------ EXTRACT TO READ
Re: BUG #17717: Regression in vacuumdb (15 is slower than 10/11 and possible memory issue)
From
Nathan Bossart
Date:
On Wed, Dec 28, 2022 at 03:13:23PM -0500, Tom Lane wrote: > I'm forced to the conclusion that we have to expose some VACUUM > options if we want this to work well. Attached is a draft patch > that invents SKIP_DATABASE_STATS and ONLY_DATABASE_STATS options > (name bikeshedding welcome) and teaches vacuumdb to use them. This is the conclusion I arrived at, too. In fact, I was just about to post a similar patch set. I'm attaching it here anyway, but I'm fine with proceeding with your version. I think the main difference between your patch and mine is that I've exposed vac_update_datfrozenxid() via a function instead of a VACUUM option. IMHO that feels a little more natural, but I can't say I feel too strongly about it. -- Nathan Bossart Amazon Web Services: https://aws.amazon.com
Attachment
Re: BUG #17717: Regression in vacuumdb (15 is slower than 10/11 and possible memory issue)
From
Tom Lane
Date:
Nathan Bossart <nathandbossart@gmail.com> writes: > I think the main difference between your patch and mine is that I've > exposed vac_update_datfrozenxid() via a function instead of a VACUUM > option. IMHO that feels a little more natural, but I can't say I feel too > strongly about it. I thought about that but it seems fairly unsafe, because that means that vac_update_datfrozenxid is executing inside a user-controlled transaction. I don't think it will hurt us if the user does a ROLLBACK afterward --- but if he sits on the open transaction, that would be bad, if only because we're still holding the LockDatabaseFrozenIds lock which will block other VACUUMs. There might be more hazards besides that; certainly no one has ever tried to run vac_update_datfrozenxid that way before. regards, tom lane
Re: BUG #17717: Regression in vacuumdb (15 is slower than 10/11 and possible memory issue)
From
Nathan Bossart
Date:
On Wed, Dec 28, 2022 at 03:13:23PM -0500, Tom Lane wrote: > + /* If we used SKIP_DATABASE_STATS, mop up with ONLY_DATABASE_STATS */ > + if (vacopts->skip_database_stats && stage == ANALYZE_NO_STAGE && !failed) > + { > + executeCommand(conn, "VACUUM (ONLY_DATABASE_STATS);", echo); > + } When I looked at this, I thought it would be better to send the command through the parallel slot machinery so that failures would use the same code path as the rest of the VACUUM commands. However, you also need to adjust ParallelSlotsWaitCompletion() to mark the slots as idle so that the slot array can be reused after it is called. -- Nathan Bossart Amazon Web Services: https://aws.amazon.com
Re: BUG #17717: Regression in vacuumdb (15 is slower than 10/11 and possible memory issue)
------------
------ EXTRACTED RECORDS
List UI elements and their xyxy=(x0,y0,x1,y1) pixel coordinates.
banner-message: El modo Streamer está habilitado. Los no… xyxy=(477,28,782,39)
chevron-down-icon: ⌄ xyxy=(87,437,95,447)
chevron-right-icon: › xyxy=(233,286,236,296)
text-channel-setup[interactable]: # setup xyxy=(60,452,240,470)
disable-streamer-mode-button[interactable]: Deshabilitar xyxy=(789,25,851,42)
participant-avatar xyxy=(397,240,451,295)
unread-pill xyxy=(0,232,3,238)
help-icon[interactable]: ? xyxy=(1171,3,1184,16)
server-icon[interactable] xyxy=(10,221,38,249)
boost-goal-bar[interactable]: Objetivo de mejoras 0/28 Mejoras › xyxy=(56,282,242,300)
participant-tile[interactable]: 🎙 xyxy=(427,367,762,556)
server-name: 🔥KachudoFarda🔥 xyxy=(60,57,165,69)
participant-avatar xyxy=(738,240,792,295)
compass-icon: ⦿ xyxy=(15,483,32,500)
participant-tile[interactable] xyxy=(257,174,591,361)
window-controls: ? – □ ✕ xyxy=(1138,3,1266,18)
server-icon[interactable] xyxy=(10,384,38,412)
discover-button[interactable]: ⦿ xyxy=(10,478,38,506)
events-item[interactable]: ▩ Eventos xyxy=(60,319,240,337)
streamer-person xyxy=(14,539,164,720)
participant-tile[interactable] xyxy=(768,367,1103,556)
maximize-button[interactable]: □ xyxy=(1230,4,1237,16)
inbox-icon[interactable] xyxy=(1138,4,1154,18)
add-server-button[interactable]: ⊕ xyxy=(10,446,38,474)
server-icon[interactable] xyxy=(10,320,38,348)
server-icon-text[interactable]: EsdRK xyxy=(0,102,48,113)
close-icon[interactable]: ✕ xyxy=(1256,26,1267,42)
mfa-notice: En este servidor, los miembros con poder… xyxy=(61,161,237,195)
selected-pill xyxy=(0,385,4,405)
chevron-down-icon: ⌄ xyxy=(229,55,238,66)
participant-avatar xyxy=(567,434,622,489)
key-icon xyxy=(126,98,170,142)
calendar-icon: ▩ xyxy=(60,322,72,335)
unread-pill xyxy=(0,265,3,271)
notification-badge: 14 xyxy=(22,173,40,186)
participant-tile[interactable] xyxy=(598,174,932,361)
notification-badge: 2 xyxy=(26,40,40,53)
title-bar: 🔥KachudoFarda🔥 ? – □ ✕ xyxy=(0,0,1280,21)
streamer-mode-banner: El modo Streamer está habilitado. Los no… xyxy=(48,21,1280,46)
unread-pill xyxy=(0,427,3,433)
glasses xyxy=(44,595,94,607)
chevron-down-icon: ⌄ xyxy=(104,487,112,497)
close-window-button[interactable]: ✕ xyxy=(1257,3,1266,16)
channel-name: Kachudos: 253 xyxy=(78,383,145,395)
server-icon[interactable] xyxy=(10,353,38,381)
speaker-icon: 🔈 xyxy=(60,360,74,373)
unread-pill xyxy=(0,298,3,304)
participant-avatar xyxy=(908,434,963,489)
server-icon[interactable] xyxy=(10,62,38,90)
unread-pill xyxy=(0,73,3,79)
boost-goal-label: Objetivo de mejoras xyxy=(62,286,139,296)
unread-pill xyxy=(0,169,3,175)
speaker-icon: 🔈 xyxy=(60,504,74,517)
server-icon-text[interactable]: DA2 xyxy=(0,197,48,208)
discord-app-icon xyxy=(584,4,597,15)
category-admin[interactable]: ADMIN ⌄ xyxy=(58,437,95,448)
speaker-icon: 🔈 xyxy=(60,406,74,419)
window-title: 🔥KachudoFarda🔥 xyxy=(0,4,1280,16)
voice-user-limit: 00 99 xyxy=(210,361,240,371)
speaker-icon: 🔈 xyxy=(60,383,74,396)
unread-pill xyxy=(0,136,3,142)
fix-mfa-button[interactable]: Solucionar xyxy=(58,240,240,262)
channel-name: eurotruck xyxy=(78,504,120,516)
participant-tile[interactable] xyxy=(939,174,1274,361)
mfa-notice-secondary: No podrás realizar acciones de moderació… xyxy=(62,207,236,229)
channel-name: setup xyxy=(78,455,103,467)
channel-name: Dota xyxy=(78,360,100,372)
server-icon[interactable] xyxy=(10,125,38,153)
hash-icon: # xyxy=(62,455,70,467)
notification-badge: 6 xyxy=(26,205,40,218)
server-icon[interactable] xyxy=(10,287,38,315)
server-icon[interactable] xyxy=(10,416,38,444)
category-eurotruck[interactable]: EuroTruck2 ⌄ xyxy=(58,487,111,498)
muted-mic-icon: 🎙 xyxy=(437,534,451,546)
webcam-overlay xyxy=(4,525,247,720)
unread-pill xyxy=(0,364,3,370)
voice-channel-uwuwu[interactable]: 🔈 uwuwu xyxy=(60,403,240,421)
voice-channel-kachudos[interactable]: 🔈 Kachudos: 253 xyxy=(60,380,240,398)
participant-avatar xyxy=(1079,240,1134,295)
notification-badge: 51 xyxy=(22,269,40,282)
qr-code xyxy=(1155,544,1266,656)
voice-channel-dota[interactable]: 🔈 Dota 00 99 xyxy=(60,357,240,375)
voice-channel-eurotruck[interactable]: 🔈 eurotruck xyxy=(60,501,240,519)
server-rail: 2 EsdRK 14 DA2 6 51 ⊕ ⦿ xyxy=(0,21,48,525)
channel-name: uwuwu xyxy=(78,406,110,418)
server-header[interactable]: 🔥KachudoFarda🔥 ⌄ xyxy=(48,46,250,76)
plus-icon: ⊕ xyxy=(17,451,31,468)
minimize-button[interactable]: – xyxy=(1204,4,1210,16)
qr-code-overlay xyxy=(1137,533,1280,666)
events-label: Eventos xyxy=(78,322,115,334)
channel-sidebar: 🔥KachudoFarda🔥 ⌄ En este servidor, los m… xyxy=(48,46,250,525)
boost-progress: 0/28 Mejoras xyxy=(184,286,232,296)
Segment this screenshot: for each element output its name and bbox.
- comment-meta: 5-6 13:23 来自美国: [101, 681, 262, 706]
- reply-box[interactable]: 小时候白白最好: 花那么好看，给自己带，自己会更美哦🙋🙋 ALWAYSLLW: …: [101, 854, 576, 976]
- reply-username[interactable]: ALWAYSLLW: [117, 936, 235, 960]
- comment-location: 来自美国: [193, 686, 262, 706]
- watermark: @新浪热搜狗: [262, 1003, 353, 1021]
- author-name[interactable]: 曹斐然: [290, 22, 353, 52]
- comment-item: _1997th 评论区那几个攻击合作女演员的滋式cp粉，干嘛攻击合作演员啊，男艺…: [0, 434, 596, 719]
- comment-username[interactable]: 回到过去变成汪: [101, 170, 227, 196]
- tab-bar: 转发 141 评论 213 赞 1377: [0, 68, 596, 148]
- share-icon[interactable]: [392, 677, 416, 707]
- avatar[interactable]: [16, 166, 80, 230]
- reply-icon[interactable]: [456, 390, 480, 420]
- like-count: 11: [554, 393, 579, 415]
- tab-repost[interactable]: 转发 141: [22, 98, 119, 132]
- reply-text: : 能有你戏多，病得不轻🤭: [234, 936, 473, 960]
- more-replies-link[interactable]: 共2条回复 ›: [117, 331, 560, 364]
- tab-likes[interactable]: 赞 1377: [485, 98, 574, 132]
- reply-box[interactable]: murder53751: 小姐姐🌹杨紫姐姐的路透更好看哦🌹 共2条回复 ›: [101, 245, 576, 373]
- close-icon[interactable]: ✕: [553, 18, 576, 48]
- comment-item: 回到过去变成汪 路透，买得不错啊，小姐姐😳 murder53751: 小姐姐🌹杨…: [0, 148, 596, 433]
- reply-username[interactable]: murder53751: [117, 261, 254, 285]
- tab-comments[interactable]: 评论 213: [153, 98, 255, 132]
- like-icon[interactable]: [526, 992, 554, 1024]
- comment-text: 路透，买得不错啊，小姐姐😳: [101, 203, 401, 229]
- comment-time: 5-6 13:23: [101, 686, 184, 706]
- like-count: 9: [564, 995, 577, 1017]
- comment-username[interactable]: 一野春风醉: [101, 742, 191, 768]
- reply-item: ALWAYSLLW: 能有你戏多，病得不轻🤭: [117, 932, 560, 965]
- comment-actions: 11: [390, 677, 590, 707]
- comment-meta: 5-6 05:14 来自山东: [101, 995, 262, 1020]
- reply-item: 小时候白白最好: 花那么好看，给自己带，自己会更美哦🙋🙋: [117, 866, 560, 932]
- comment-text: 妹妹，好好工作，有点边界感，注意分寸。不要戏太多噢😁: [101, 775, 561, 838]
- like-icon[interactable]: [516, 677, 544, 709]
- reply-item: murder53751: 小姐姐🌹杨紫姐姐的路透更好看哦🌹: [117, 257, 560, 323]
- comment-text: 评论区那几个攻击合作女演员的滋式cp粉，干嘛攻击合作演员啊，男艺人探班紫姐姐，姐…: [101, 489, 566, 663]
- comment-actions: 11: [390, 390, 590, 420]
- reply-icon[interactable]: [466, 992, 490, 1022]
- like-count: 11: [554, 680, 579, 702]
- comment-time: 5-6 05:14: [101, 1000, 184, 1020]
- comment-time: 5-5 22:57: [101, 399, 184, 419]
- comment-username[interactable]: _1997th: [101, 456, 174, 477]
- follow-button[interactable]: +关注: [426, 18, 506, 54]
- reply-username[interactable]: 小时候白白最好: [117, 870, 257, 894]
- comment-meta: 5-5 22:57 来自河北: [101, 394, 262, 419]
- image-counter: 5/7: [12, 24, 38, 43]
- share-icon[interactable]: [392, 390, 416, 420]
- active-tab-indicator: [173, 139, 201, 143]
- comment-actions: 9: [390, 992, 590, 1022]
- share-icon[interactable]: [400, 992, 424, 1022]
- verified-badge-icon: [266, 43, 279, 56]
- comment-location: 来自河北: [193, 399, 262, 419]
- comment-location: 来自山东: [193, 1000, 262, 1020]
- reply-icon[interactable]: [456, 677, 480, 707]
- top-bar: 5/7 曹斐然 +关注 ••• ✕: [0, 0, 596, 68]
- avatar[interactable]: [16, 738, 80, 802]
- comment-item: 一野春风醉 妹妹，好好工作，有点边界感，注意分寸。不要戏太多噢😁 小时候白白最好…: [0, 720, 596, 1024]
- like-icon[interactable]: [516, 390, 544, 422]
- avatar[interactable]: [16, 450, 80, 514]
------------
Proceed with the mailing-list thread on the vacuumdb regression from the point where it stops. These items are unrelated to the vacuumdb mailing-list thread.

From
Nathan Bossart
Date:
On Wed, Dec 28, 2022 at 04:20:19PM -0500, Tom Lane wrote: > Nathan Bossart <nathandbossart@gmail.com> writes: >> I think the main difference between your patch and mine is that I've >> exposed vac_update_datfrozenxid() via a function instead of a VACUUM >> option. IMHO that feels a little more natural, but I can't say I feel too >> strongly about it. > > I thought about that but it seems fairly unsafe, because that means > that vac_update_datfrozenxid is executing inside a user-controlled > transaction. I don't think it will hurt us if the user does a > ROLLBACK afterward --- but if he sits on the open transaction, > that would be bad, if only because we're still holding the > LockDatabaseFrozenIds lock which will block other VACUUMs. > There might be more hazards besides that; certainly no one has ever > tried to run vac_update_datfrozenxid that way before. That's a good point. -- Nathan Bossart Amazon Web Services: https://aws.amazon.com
Re: BUG #17717: Regression in vacuumdb (15 is slower than 10/11 and possible memory issue)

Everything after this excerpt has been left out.